**What you are asked to do:** Leave out the pictures and restate the rest of the data exactly.

Saved entries:

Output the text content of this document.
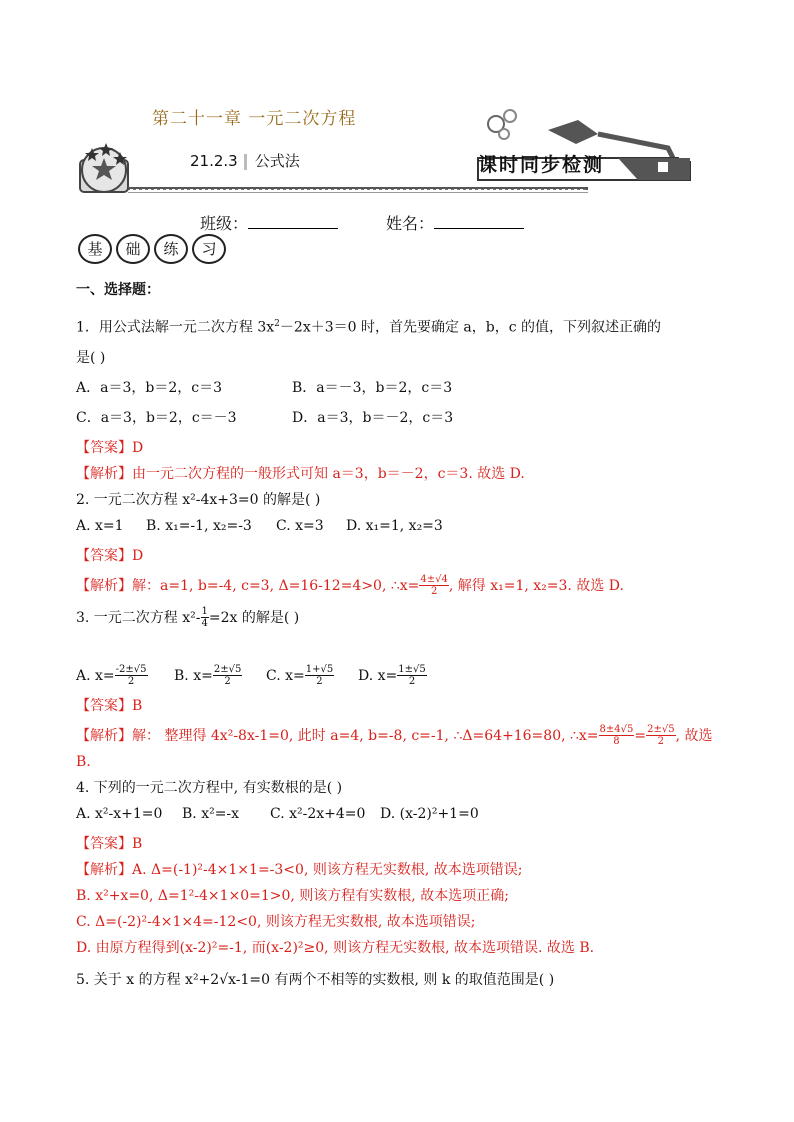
第二十一章 一元二次方程
21.2.3 公式法	课时同步检测
班级：	姓名：
基	础	练	习
一、选择题：
1．用公式法解一元二次方程 $3x^2-2x+3=0$ 时，首先要确定 a，b，c 的值，下列叙述正确的
是( )
A．a＝3，b＝2，c＝3	B．a＝－3，b＝2，c＝3
C．a＝3，b＝2，c＝－3	D．a＝3，b＝－2，c＝3
【答案】D
【解析】由一元二次方程的一般形式可知 a＝3，b＝－2，c＝3. 故选 D.
2. 一元二次方程 x²-4x+3=0 的解是( )
A. x=1 B. x₁=-1, x₂=-3 C. x=3 D. x₁=1, x₂=3
【答案】D
【解析】解：a=1, b=-4, c=3, Δ=16-12=4>0, ∴x= $\frac{4\pm√4}{2}$ , 解得 x₁=1, x₂=3. 故选 D.
3. 一元二次方程 $x^2- \frac{1}{4} =2x$ 的解是( )
A. $x= \frac{-2\pm√5}{2} B$. $x= \frac{2\pm√5}{2} C$. $x= \frac{1+√5}{2} D$. $x= \frac{1\pm√5}{2}$
【答案】B
【解析】解： 整理得 4x²-8x-1=0, 此时 a=4, b=-8, c=-1, ∴Δ=64+16=80, ∴x= $\frac{8\pm 4√5}{8} = \frac{2\pm√5}{2}$ , 故选
B.
4. 下列的一元二次方程中, 有实数根的是( )
A. x²-x+1=0 B. x²=-x C. x²-2x+4=0 D. (x-2)²+1=0
【答案】B
【解析】A. Δ=(-1)²-4×1×1=-3<0, 则该方程无实数根, 故本选项错误;
B. x²+x=0, Δ=1²-4×1×0=1>0, 则该方程有实数根, 故本选项正确;
C. Δ=(-2)²-4×1×4=-12<0, 则该方程无实数根, 故本选项错误;
D. 由原方程得到(x-2)²=-1, 而(x-2)²≥0, 则该方程无实数根, 故本选项错误. 故选 B.
5. 关于 x 的方程 x²+2√x-1=0 有两个不相等的实数根, 则 k 的取值范围是( )
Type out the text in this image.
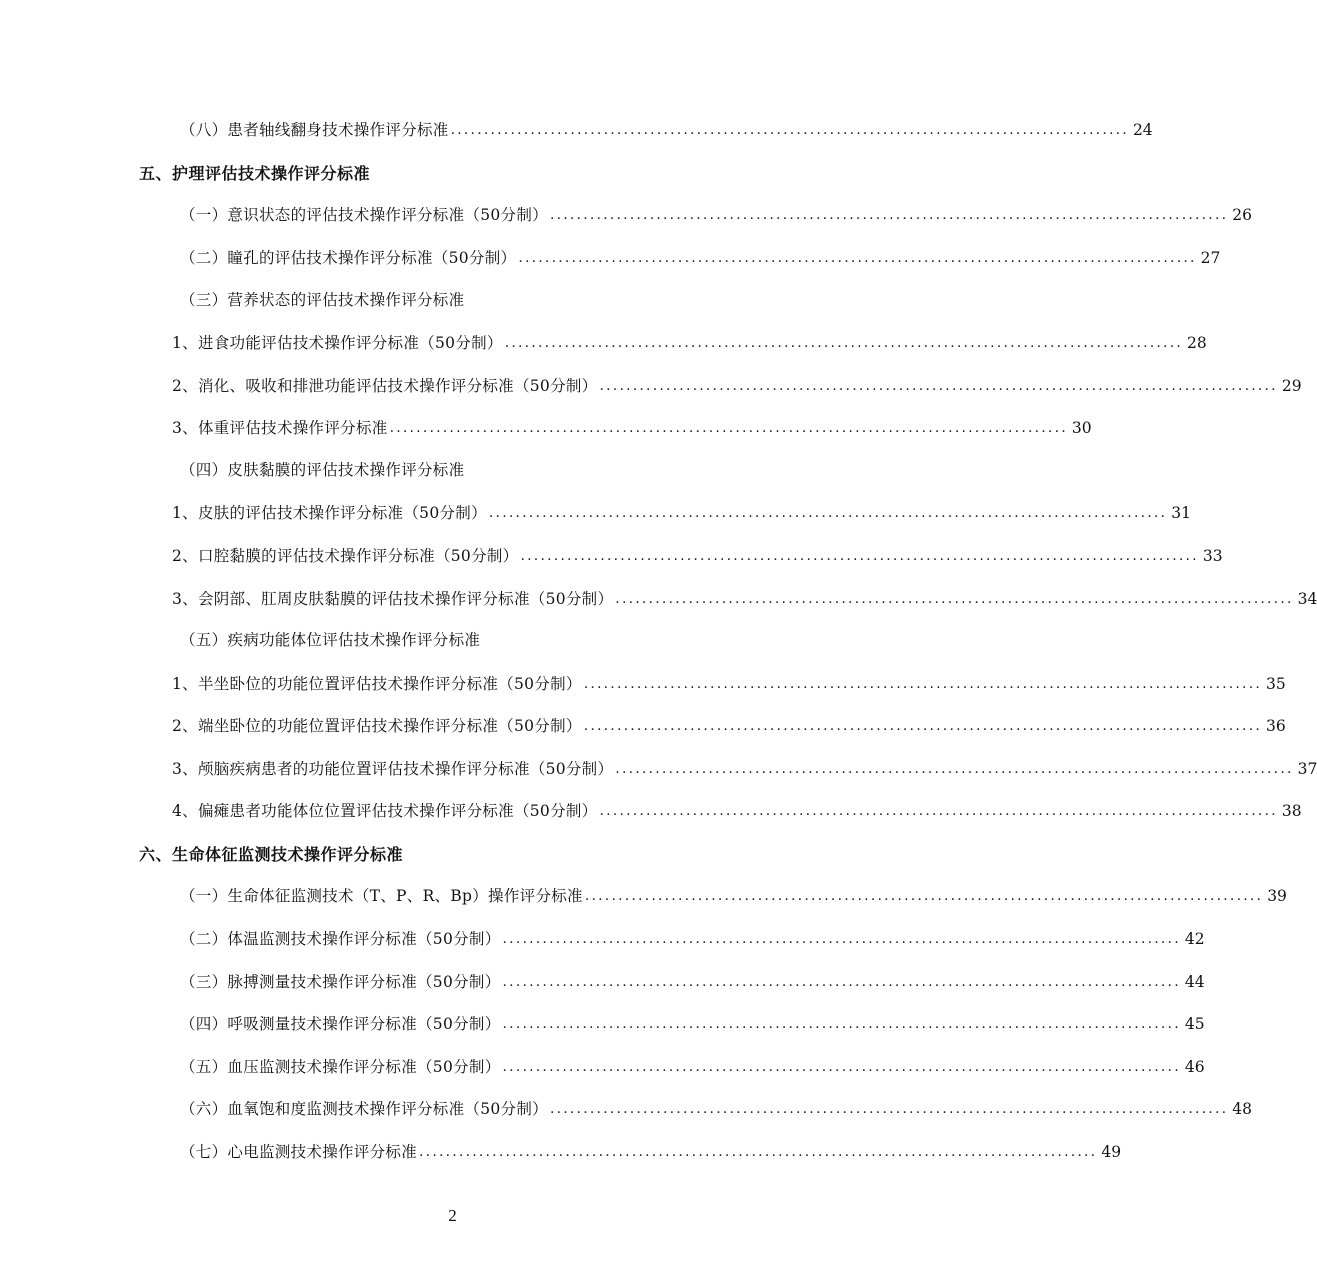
（八）患者轴线翻身技术操作评分标准 ...................................................................................................... 24
五、护理评估技术操作评分标准
（一）意识状态的评估技术操作评分标准（50分制） ...................................................................................................... 26
（二）瞳孔的评估技术操作评分标准（50分制） ...................................................................................................... 27
（三）营养状态的评估技术操作评分标准
1、进食功能评估技术操作评分标准（50分制） ...................................................................................................... 28
2、消化、吸收和排泄功能评估技术操作评分标准（50分制） ...................................................................................................... 29
3、体重评估技术操作评分标准 ...................................................................................................... 30
（四）皮肤黏膜的评估技术操作评分标准
1、皮肤的评估技术操作评分标准（50分制） ...................................................................................................... 31
2、口腔黏膜的评估技术操作评分标准（50分制） ...................................................................................................... 33
3、会阴部、肛周皮肤黏膜的评估技术操作评分标准（50分制） ...................................................................................................... 34
（五）疾病功能体位评估技术操作评分标准
1、半坐卧位的功能位置评估技术操作评分标准（50分制） ...................................................................................................... 35
2、端坐卧位的功能位置评估技术操作评分标准（50分制） ...................................................................................................... 36
3、颅脑疾病患者的功能位置评估技术操作评分标准（50分制） ...................................................................................................... 37
4、偏瘫患者功能体位位置评估技术操作评分标准（50分制） ...................................................................................................... 38
六、生命体征监测技术操作评分标准
（一）生命体征监测技术（T、P、R、Bp）操作评分标准 ...................................................................................................... 39
（二）体温监测技术操作评分标准（50分制） ...................................................................................................... 42
（三）脉搏测量技术操作评分标准（50分制） ...................................................................................................... 44
（四）呼吸测量技术操作评分标准（50分制） ...................................................................................................... 45
（五）血压监测技术操作评分标准（50分制） ...................................................................................................... 46
（六）血氧饱和度监测技术操作评分标准（50分制） ...................................................................................................... 48
（七）心电监测技术操作评分标准 ...................................................................................................... 49
2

**Solution for this exercise:**
Output the text content of this document.
第二十一章 一元二次方程
21.2.3 公式法	课时同步检测
班级：	姓名：
基	础	练	习
一、选择题：
1．用公式法解一元二次方程 $3x^2-2x+3=0$ 时，首先要确定 a，b，c 的值，下列叙述正确的
是( )
A．a＝3，b＝2，c＝3	B．a＝－3，b＝2，c＝3
C．a＝3，b＝2，c＝－3	D．a＝3，b＝－2，c＝3
【答案】D
【解析】由一元二次方程的一般形式可知 a＝3，b＝－2，c＝3. 故选 D.
2. 一元二次方程 x²-4x+3=0 的解是( )
A. x=1 B. x₁=-1, x₂=-3 C. x=3 D. x₁=1, x₂=3
【答案】D
【解析】解：a=1, b=-4, c=3, Δ=16-12=4>0, ∴x= $\frac{4\pm√4}{2}$ , 解得 x₁=1, x₂=3. 故选 D.
3. 一元二次方程 $x^2- \frac{1}{4} =2x$ 的解是( )
A. $x= \frac{-2\pm√5}{2} B$. $x= \frac{2\pm√5}{2} C$. $x= \frac{1+√5}{2} D$. $x= \frac{1\pm√5}{2}$
【答案】B
【解析】解： 整理得 4x²-8x-1=0, 此时 a=4, b=-8, c=-1, ∴Δ=64+16=80, ∴x= $\frac{8\pm 4√5}{8} = \frac{2\pm√5}{2}$ , 故选
B.
4. 下列的一元二次方程中, 有实数根的是( )
A. x²-x+1=0 B. x²=-x C. x²-2x+4=0 D. (x-2)²+1=0
【答案】B
【解析】A. Δ=(-1)²-4×1×1=-3<0, 则该方程无实数根, 故本选项错误;
B. x²+x=0, Δ=1²-4×1×0=1>0, 则该方程有实数根, 故本选项正确;
C. Δ=(-2)²-4×1×4=-12<0, 则该方程无实数根, 故本选项错误;
D. 由原方程得到(x-2)²=-1, 而(x-2)²≥0, 则该方程无实数根, 故本选项错误. 故选 B.
5. 关于 x 的方程 x²+2√x-1=0 有两个不相等的实数根, 则 k 的取值范围是( )
Type out the text in this image.
（八）患者轴线翻身技术操作评分标准 ...................................................................................................... 24
五、护理评估技术操作评分标准
（一）意识状态的评估技术操作评分标准（50分制） ...................................................................................................... 26
（二）瞳孔的评估技术操作评分标准（50分制） ...................................................................................................... 27
（三）营养状态的评估技术操作评分标准
1、进食功能评估技术操作评分标准（50分制） ...................................................................................................... 28
2、消化、吸收和排泄功能评估技术操作评分标准（50分制） ...................................................................................................... 29
3、体重评估技术操作评分标准 ...................................................................................................... 30
（四）皮肤黏膜的评估技术操作评分标准
1、皮肤的评估技术操作评分标准（50分制） ...................................................................................................... 31
2、口腔黏膜的评估技术操作评分标准（50分制） ...................................................................................................... 33
3、会阴部、肛周皮肤黏膜的评估技术操作评分标准（50分制） ...................................................................................................... 34
（五）疾病功能体位评估技术操作评分标准
1、半坐卧位的功能位置评估技术操作评分标准（50分制） ...................................................................................................... 35
2、端坐卧位的功能位置评估技术操作评分标准（50分制） ...................................................................................................... 36
3、颅脑疾病患者的功能位置评估技术操作评分标准（50分制） ...................................................................................................... 37
4、偏瘫患者功能体位位置评估技术操作评分标准（50分制） ...................................................................................................... 38
六、生命体征监测技术操作评分标准
（一）生命体征监测技术（T、P、R、Bp）操作评分标准 ...................................................................................................... 39
（二）体温监测技术操作评分标准（50分制） ...................................................................................................... 42
（三）脉搏测量技术操作评分标准（50分制） ...................................................................................................... 44
（四）呼吸测量技术操作评分标准（50分制） ...................................................................................................... 45
（五）血压监测技术操作评分标准（50分制） ...................................................................................................... 46
（六）血氧饱和度监测技术操作评分标准（50分制） ...................................................................................................... 48
（七）心电监测技术操作评分标准 ...................................................................................................... 49
2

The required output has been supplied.